---- Exercise material
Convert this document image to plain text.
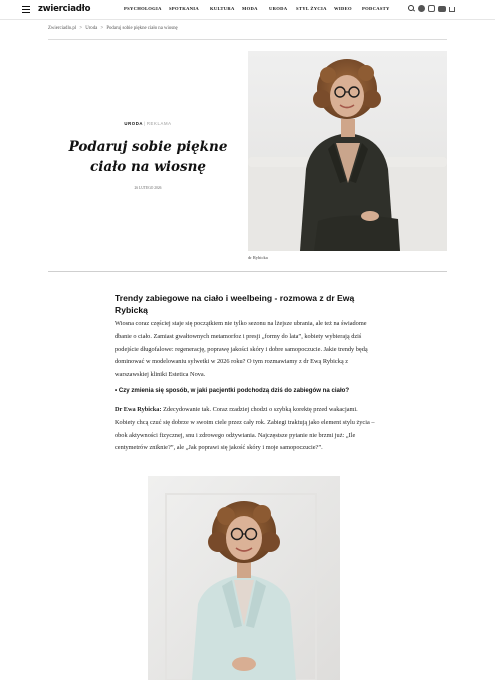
zwierciadło	PSYCHOLOGIA	SPOTKANIA	KULTURA	MODA	URODA	STYL ŻYCIA	WIDEO	PODCASTY
Zwierciadlo.pl > Uroda > Podaruj sobie piękne ciało na wiosnę
URODA|REKLAMA
Podaruj sobie piękne
ciało na wiosnę
26 LUTEGO 2026
dr Rybicka
Trendy zabiegowe na ciało i weelbeing - rozmowa z dr Ewą Rybicką

Wiosna coraz częściej staje się początkiem nie tylko sezonu na lżejsze ubrania, ale też na świadome dbanie o ciało. Zamiast gwałtownych metamorfoz i presji „formy do lata”, kobiety wybierają dziś podejście długofalowe: regenerację, poprawę jakości skóry i dobre samopoczucie. Jakie trendy będą dominować w modelowaniu sylwetki w 2026 roku? O tym rozmawiamy z dr Ewą Rybicką z warszawskiej kliniki Estetica Nova.

• Czy zmienia się sposób, w jaki pacjentki podchodzą dziś do zabiegów na ciało?

Dr Ewa Rybicka: Zdecydowanie tak. Coraz rzadziej chodzi o szybką korektę przed wakacjami. Kobiety chcą czuć się dobrze w swoim ciele przez cały rok. Zabiegi traktują jako element stylu życia – obok aktywności fizycznej, snu i zdrowego odżywiania. Najczęstsze pytanie nie brzmi już: „Ile centymetrów zniknie?”, ale „Jak poprawi się jakość skóry i moje samopoczucie?”.
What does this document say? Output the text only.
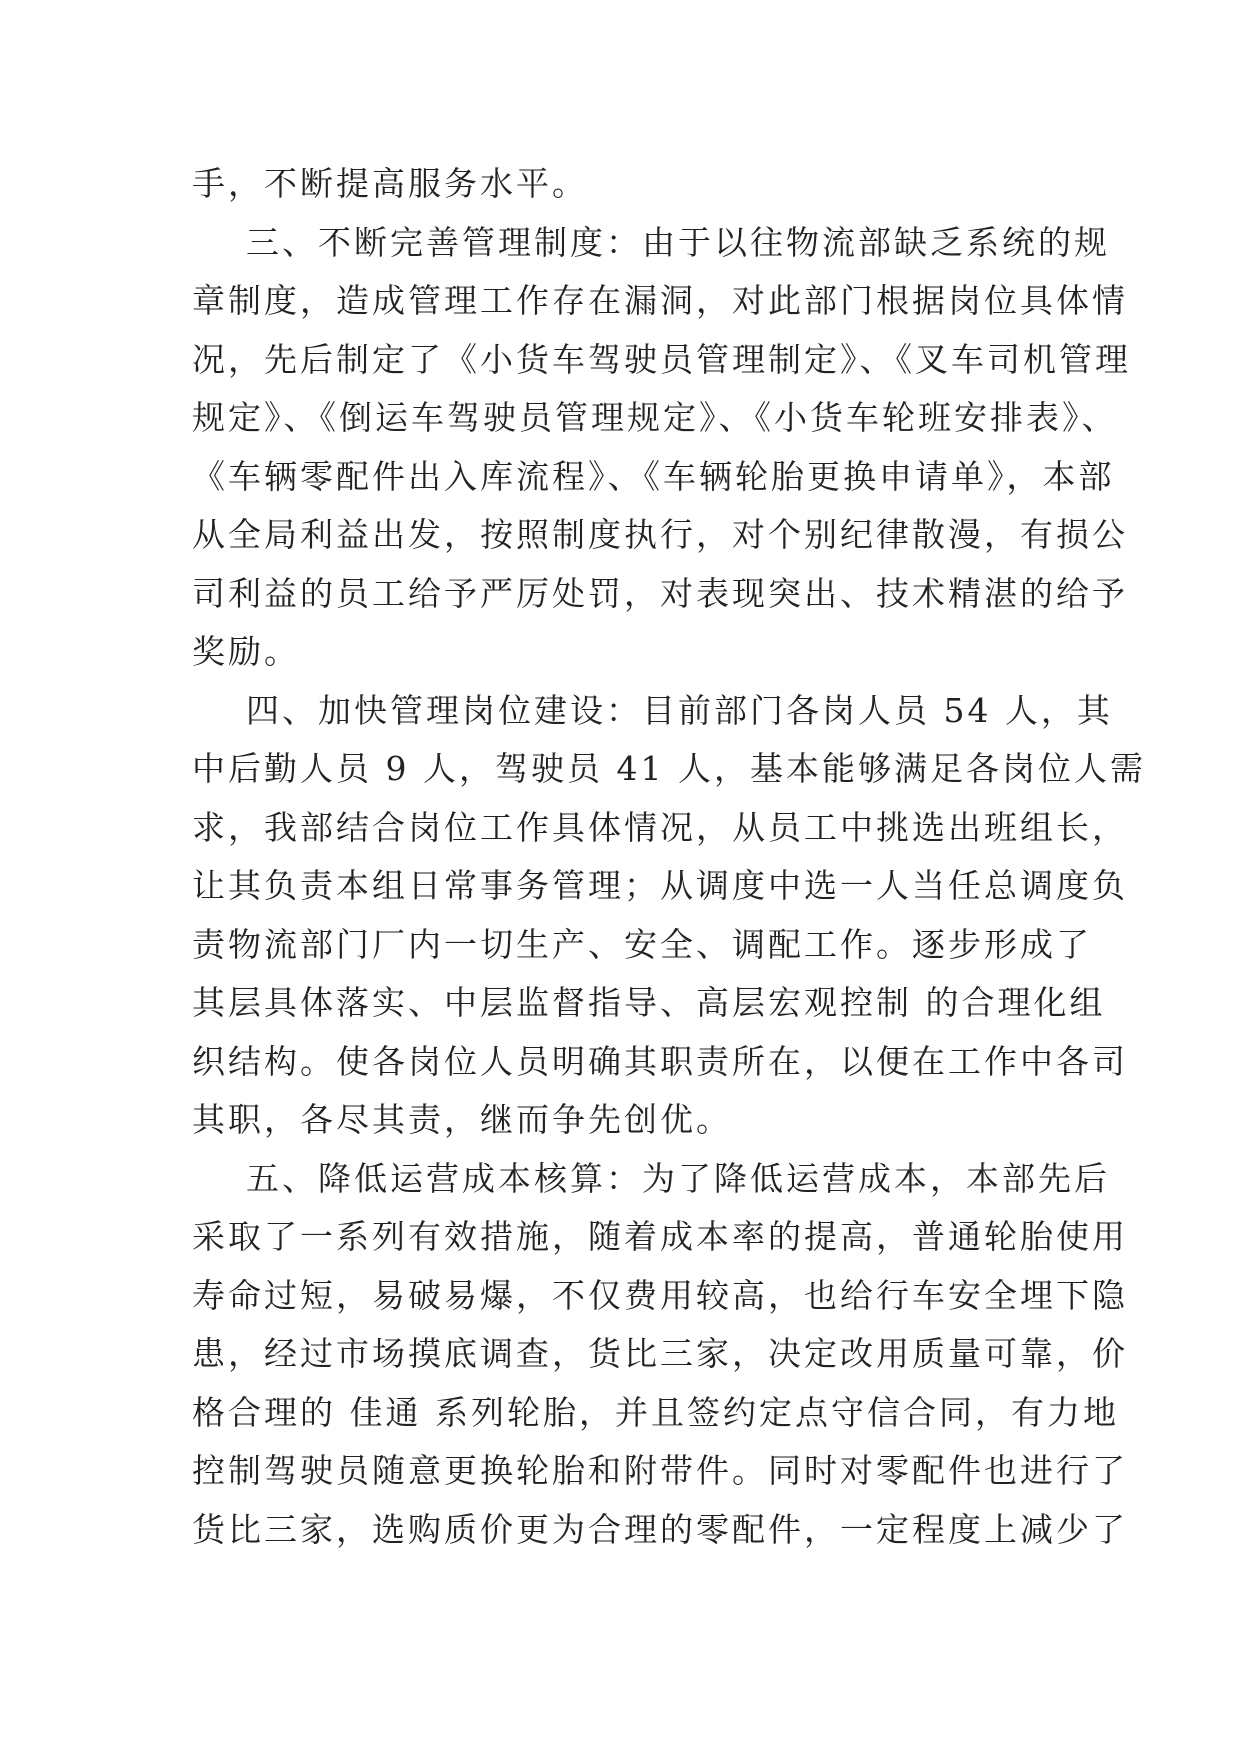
手，不断提高服务水平。
三、不断完善管理制度：由于以往物流部缺乏系统的规
章制度，造成管理工作存在漏洞，对此部门根据岗位具体情
况，先后制定了《小货车驾驶员管理制定》、《叉车司机管理
规定》、《倒运车驾驶员管理规定》、《小货车轮班安排表》、
《车辆零配件出入库流程》、《车辆轮胎更换申请单》，本部
从全局利益出发，按照制度执行，对个别纪律散漫，有损公
司利益的员工给予严厉处罚，对表现突出、技术精湛的给予
奖励。
四、加快管理岗位建设：目前部门各岗人员 54 人，其
中后勤人员 9 人，驾驶员 41 人，基本能够满足各岗位人需
求，我部结合岗位工作具体情况，从员工中挑选出班组长，
让其负责本组日常事务管理；从调度中选一人当任总调度负
责物流部门厂内一切生产、安全、调配工作。逐步形成了
其层具体落实、中层监督指导、高层宏观控制 的合理化组
织结构。使各岗位人员明确其职责所在，以便在工作中各司
其职，各尽其责，继而争先创优。
五、降低运营成本核算：为了降低运营成本，本部先后
采取了一系列有效措施，随着成本率的提高，普通轮胎使用
寿命过短，易破易爆，不仅费用较高，也给行车安全埋下隐
患，经过市场摸底调查，货比三家，决定改用质量可靠，价
格合理的 佳通 系列轮胎，并且签约定点守信合同，有力地
控制驾驶员随意更换轮胎和附带件。同时对零配件也进行了
货比三家，选购质价更为合理的零配件，一定程度上减少了
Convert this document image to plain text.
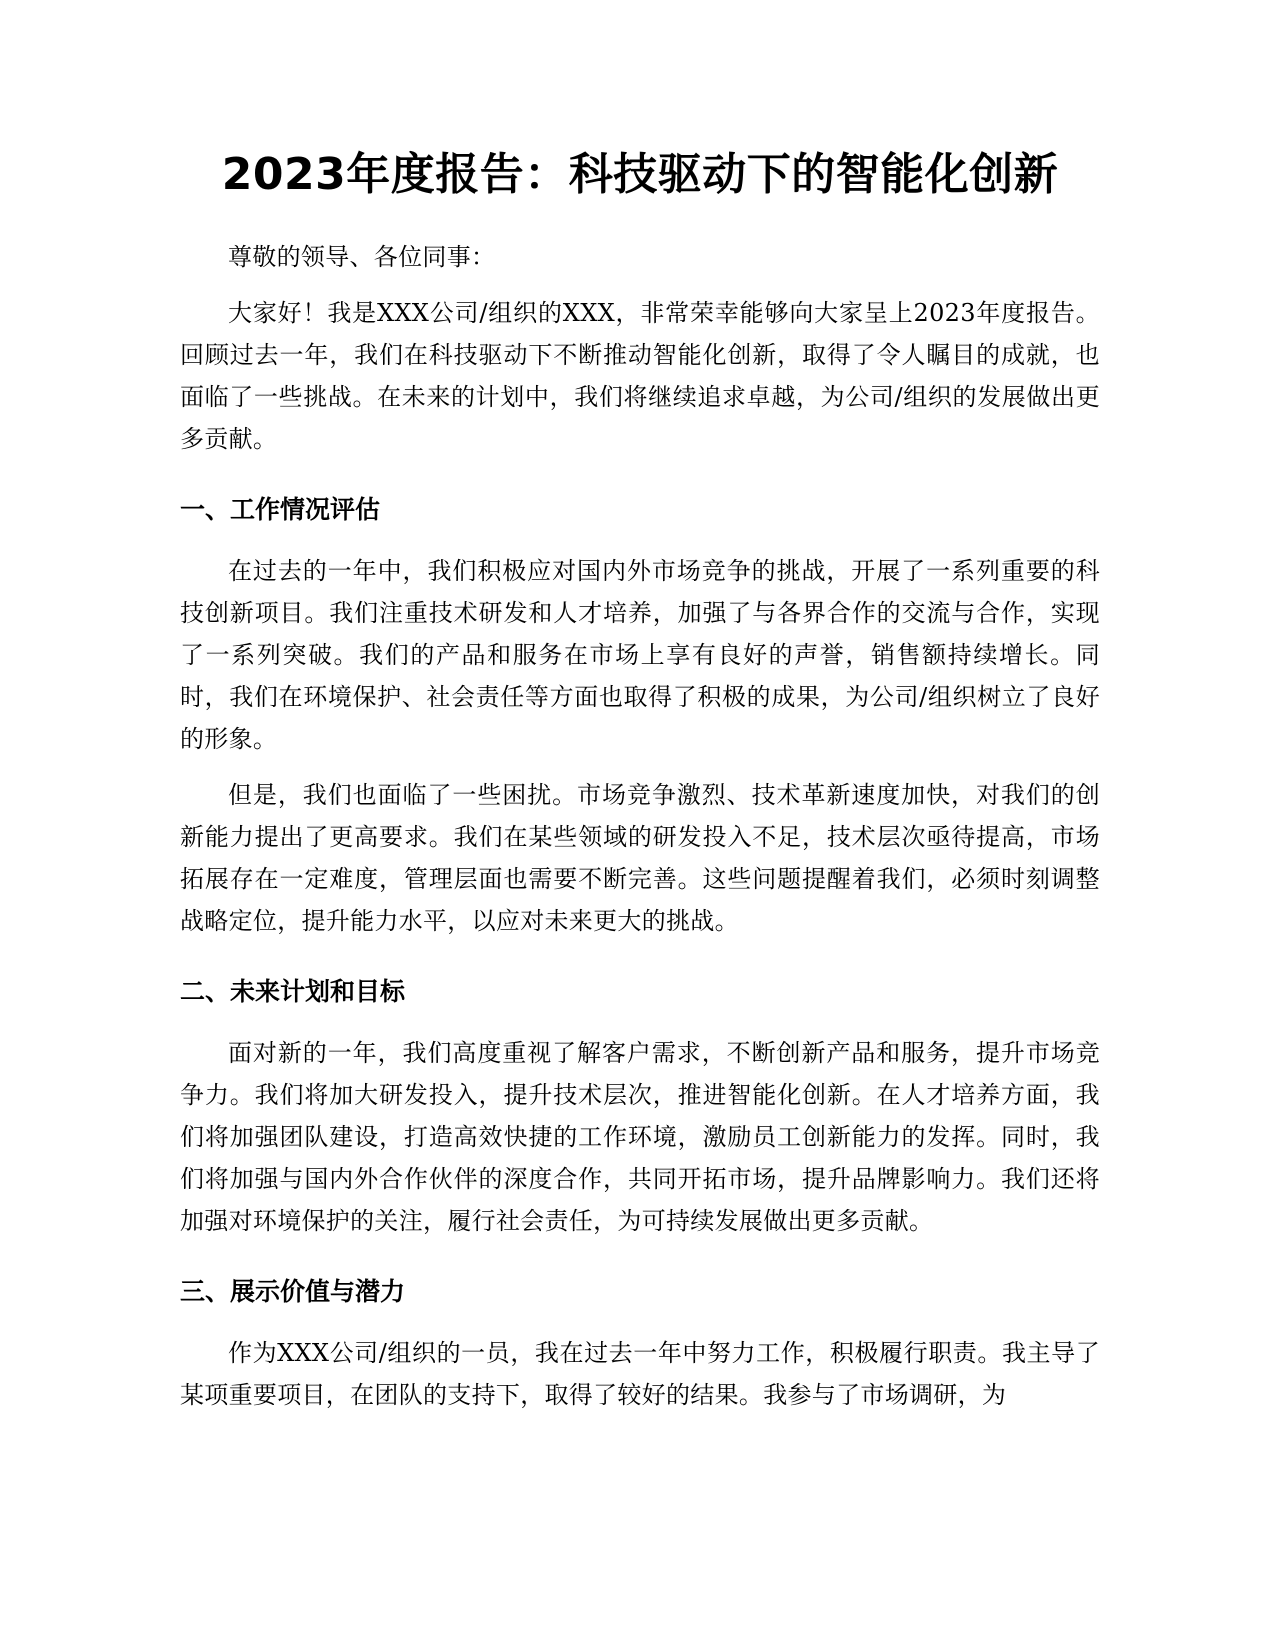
2023年度报告：科技驱动下的智能化创新

尊敬的领导、各位同事：

大家好！我是XXX公司/组织的XXX，非常荣幸能够向大家呈上2023年度报告。回顾过去一年，我们在科技驱动下不断推动智能化创新，取得了令人瞩目的成就，也面临了一些挑战。在未来的计划中，我们将继续追求卓越，为公司/组织的发展做出更多贡献。

一、工作情况评估

在过去的一年中，我们积极应对国内外市场竞争的挑战，开展了一系列重要的科技创新项目。我们注重技术研发和人才培养，加强了与各界合作的交流与合作，实现了一系列突破。我们的产品和服务在市场上享有良好的声誉，销售额持续增长。同时，我们在环境保护、社会责任等方面也取得了积极的成果，为公司/组织树立了良好的形象。

但是，我们也面临了一些困扰。市场竞争激烈、技术革新速度加快，对我们的创新能力提出了更高要求。我们在某些领域的研发投入不足，技术层次亟待提高，市场拓展存在一定难度，管理层面也需要不断完善。这些问题提醒着我们，必须时刻调整战略定位，提升能力水平，以应对未来更大的挑战。

二、未来计划和目标

面对新的一年，我们高度重视了解客户需求，不断创新产品和服务，提升市场竞争力。我们将加大研发投入，提升技术层次，推进智能化创新。在人才培养方面，我们将加强团队建设，打造高效快捷的工作环境，激励员工创新能力的发挥。同时，我们将加强与国内外合作伙伴的深度合作，共同开拓市场，提升品牌影响力。我们还将加强对环境保护的关注，履行社会责任，为可持续发展做出更多贡献。

三、展示价值与潜力

作为XXX公司/组织的一员，我在过去一年中努力工作，积极履行职责。我主导了某项重要项目，在团队的支持下，取得了较好的结果。我参与了市场调研，为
--------
Goal of the exercise: Look through the records and count each line that holds "货比三家". Write only the total.

Output of the task: 2